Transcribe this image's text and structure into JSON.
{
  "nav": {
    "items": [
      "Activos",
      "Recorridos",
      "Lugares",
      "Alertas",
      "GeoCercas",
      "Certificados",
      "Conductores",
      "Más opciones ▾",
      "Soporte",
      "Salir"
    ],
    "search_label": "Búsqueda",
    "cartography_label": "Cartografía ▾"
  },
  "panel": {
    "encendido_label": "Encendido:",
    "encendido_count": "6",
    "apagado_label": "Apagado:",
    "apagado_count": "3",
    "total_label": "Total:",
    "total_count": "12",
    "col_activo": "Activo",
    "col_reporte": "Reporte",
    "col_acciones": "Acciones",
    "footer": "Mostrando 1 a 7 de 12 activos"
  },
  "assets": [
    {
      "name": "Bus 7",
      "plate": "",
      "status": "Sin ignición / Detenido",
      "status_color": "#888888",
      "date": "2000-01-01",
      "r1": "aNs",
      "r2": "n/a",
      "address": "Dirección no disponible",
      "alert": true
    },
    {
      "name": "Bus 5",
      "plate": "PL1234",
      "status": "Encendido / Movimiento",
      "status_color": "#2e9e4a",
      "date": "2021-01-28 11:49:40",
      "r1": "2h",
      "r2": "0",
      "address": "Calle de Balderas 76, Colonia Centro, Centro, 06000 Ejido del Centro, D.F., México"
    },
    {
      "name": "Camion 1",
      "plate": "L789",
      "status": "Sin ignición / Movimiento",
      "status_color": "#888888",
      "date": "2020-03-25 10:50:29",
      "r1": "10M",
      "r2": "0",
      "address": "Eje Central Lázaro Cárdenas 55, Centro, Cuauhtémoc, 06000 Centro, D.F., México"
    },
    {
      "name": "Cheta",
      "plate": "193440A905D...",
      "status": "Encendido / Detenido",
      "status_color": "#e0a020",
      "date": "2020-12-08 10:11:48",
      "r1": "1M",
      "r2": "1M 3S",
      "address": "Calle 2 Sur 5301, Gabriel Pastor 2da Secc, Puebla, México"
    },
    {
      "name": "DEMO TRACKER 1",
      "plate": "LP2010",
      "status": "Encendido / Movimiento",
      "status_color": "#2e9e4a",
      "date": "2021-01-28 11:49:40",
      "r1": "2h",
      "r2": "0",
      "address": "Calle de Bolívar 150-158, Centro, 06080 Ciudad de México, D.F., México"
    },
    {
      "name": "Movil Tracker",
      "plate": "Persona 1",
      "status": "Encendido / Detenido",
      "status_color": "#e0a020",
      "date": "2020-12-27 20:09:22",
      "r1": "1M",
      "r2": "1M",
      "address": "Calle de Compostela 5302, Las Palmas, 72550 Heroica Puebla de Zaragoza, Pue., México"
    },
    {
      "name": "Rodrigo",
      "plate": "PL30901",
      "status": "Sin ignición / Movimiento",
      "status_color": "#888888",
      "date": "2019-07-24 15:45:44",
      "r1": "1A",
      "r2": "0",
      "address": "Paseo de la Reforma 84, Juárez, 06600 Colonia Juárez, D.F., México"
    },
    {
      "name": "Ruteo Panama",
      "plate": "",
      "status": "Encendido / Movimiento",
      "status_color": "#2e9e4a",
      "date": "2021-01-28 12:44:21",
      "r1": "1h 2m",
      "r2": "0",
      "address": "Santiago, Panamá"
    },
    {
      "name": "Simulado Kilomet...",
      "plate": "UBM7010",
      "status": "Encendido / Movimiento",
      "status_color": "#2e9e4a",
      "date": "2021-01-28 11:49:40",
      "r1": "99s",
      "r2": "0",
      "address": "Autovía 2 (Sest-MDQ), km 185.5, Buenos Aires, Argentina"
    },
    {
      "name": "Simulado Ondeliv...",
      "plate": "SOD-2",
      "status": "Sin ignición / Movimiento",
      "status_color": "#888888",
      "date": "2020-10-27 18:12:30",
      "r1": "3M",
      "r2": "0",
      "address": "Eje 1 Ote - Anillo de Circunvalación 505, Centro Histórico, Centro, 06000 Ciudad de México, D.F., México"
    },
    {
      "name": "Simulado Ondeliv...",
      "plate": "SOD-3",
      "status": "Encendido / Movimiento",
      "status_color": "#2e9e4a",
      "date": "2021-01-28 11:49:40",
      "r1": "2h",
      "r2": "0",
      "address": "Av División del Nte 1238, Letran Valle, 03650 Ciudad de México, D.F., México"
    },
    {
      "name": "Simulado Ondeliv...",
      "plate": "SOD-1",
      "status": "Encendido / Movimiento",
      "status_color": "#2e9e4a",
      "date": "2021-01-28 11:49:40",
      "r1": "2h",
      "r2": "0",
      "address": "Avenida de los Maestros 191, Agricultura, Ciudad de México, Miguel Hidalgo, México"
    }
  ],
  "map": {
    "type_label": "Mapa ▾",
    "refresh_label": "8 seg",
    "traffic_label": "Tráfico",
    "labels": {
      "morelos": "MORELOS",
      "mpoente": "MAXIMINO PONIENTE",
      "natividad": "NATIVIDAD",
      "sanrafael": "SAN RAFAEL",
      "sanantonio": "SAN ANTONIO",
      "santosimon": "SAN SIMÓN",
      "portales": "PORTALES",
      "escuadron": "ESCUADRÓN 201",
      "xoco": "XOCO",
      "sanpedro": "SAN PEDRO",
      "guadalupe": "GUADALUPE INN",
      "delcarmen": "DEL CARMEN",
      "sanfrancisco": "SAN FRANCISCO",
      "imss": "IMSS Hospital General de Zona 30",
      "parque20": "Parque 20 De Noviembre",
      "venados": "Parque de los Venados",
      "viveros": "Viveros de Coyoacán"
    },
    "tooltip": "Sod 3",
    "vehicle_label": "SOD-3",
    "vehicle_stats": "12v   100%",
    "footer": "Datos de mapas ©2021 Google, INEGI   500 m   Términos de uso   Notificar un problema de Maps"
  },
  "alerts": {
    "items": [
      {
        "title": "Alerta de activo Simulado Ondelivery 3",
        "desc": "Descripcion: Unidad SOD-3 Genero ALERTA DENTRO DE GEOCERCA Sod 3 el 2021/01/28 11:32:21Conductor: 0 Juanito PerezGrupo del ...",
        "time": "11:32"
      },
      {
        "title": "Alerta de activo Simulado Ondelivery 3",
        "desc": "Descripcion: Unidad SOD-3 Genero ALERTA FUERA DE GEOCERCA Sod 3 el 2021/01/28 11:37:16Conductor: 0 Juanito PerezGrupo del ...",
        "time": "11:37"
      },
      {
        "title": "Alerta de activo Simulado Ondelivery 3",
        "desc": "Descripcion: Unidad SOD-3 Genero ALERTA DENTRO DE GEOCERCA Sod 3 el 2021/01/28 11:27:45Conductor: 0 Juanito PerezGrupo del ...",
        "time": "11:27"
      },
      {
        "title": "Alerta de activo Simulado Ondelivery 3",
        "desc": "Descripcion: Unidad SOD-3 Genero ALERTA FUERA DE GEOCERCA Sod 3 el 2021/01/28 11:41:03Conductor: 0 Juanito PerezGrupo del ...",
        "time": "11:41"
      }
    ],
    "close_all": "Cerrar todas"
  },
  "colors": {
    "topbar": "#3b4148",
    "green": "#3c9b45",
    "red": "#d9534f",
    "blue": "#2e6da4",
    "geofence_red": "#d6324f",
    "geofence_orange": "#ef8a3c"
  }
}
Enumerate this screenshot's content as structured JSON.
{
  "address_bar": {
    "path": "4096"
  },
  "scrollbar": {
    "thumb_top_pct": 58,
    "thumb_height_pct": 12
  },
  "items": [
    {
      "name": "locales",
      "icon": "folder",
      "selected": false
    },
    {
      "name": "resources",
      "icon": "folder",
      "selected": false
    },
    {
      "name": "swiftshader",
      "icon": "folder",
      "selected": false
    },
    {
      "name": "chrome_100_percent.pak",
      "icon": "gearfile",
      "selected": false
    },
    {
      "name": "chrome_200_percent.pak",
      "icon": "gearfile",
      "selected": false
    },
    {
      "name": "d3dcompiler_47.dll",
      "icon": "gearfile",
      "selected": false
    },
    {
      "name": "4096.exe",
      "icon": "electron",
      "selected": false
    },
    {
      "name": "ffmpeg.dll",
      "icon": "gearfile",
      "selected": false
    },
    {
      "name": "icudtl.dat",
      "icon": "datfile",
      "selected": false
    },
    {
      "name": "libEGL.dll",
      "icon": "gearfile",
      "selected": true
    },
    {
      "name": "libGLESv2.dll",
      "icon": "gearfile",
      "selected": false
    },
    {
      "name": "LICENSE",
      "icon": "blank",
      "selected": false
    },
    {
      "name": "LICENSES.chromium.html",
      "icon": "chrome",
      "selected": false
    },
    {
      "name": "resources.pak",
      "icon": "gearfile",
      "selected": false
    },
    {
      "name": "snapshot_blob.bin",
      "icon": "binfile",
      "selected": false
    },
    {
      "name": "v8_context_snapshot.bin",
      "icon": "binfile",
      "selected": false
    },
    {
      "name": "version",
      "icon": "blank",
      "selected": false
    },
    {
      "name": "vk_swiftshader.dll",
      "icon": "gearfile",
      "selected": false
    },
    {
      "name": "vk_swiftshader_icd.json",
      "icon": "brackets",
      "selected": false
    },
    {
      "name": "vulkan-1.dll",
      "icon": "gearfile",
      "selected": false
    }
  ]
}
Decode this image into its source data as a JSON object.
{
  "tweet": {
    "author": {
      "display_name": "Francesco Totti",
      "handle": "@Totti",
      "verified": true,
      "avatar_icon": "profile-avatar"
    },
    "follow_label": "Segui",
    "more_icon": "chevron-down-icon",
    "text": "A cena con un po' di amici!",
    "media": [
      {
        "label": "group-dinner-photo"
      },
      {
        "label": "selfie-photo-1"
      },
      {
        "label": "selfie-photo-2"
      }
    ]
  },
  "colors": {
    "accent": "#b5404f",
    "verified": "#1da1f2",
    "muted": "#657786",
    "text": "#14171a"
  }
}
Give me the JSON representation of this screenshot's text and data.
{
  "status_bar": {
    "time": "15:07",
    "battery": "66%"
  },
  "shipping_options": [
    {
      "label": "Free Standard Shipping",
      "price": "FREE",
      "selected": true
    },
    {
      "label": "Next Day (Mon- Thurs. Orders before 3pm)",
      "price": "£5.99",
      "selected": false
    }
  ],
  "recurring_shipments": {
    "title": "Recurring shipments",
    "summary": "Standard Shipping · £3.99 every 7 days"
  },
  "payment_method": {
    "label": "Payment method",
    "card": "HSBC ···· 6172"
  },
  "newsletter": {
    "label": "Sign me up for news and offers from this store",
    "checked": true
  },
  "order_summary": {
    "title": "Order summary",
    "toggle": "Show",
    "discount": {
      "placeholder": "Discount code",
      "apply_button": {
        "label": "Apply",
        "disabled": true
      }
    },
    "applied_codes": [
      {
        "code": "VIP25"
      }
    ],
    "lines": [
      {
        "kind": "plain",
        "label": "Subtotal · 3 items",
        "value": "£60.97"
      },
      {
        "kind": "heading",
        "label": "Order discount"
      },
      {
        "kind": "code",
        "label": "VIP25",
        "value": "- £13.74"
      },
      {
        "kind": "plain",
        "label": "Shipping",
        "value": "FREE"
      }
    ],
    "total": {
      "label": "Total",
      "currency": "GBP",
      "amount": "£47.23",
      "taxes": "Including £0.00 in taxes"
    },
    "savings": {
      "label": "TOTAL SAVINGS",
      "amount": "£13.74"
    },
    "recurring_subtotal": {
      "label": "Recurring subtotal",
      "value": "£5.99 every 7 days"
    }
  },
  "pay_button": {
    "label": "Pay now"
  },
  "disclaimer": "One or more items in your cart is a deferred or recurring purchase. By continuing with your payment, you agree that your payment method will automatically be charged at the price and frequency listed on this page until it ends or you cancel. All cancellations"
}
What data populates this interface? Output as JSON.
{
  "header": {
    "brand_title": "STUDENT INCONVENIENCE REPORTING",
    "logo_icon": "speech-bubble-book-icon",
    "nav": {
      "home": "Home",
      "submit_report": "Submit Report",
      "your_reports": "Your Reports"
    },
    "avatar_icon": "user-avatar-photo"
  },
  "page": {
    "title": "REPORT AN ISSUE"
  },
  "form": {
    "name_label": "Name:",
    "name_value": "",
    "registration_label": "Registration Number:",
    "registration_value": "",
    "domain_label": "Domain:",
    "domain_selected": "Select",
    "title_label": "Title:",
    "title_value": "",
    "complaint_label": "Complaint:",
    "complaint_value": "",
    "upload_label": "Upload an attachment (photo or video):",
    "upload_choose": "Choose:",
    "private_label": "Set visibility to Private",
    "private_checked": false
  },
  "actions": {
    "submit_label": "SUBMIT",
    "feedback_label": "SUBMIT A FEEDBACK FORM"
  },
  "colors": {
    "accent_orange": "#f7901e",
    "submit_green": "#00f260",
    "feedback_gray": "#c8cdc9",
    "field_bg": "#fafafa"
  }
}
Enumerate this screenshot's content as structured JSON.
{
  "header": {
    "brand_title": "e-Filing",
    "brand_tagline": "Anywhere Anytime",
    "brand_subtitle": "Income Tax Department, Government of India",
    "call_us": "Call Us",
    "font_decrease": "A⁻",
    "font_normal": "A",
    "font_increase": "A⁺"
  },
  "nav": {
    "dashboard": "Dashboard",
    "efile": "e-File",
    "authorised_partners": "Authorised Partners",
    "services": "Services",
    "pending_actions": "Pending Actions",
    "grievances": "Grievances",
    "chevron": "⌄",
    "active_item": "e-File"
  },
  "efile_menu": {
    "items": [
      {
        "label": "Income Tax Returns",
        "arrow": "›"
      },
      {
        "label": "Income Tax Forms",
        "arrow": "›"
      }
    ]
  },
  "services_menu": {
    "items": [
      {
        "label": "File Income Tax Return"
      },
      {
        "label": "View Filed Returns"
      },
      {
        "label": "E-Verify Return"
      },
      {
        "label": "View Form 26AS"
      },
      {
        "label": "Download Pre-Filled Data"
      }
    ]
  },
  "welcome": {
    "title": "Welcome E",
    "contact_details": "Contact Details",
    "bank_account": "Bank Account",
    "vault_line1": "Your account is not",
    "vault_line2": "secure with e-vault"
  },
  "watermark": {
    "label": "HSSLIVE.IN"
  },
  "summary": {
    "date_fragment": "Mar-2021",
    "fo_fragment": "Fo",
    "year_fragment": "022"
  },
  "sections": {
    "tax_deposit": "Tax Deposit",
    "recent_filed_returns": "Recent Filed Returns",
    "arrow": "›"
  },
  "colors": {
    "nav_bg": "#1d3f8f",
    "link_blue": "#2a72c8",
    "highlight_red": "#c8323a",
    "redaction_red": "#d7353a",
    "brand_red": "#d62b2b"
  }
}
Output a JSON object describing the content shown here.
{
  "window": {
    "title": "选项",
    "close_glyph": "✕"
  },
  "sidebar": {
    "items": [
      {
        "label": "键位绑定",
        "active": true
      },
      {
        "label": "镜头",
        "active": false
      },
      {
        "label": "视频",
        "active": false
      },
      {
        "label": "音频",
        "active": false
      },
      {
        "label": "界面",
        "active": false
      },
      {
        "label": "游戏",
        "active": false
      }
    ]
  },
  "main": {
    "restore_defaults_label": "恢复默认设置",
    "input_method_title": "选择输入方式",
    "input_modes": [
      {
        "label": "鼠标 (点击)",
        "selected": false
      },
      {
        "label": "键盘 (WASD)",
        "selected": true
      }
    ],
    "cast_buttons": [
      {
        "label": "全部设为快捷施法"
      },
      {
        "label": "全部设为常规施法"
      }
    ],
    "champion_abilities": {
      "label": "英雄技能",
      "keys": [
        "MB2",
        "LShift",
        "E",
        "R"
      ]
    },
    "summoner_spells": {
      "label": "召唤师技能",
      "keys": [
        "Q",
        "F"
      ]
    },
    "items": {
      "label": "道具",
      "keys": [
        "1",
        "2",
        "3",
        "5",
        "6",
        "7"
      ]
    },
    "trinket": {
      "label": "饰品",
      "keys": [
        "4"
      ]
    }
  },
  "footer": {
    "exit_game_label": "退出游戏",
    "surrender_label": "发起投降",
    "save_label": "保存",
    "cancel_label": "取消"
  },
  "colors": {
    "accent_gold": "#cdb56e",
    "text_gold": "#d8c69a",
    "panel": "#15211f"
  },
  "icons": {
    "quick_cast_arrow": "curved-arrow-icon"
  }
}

* _What this task involves_
Check each line of the records for the word "México", and show the lines that contain it.

* _Full solution_
      "address": "Calle de Balderas 76, Colonia Centro, Centro, 06000 Ejido del Centro, D.F., México"
      "address": "Eje Central Lázaro Cárdenas 55, Centro, Cuauhtémoc, 06000 Centro, D.F., México"
      "address": "Calle 2 Sur 5301, Gabriel Pastor 2da Secc, Puebla, México"
      "address": "Calle de Bolívar 150-158, Centro, 06080 Ciudad de México, D.F., México"
      "address": "Calle de Compostela 5302, Las Palmas, 72550 Heroica Puebla de Zaragoza, Pue., México"
      "address": "Paseo de la Reforma 84, Juárez, 06600 Colonia Juárez, D.F., México"
      "address": "Eje 1 Ote - Anillo de Circunvalación 505, Centro Histórico, Centro, 06000 Ciudad de México, D.F., México"
      "address": "Av División del Nte 1238, Letran Valle, 03650 Ciudad de México, D.F., México"
      "address": "Avenida de los Maestros 191, Agricultura, Ciudad de México, Miguel Hidalgo, México"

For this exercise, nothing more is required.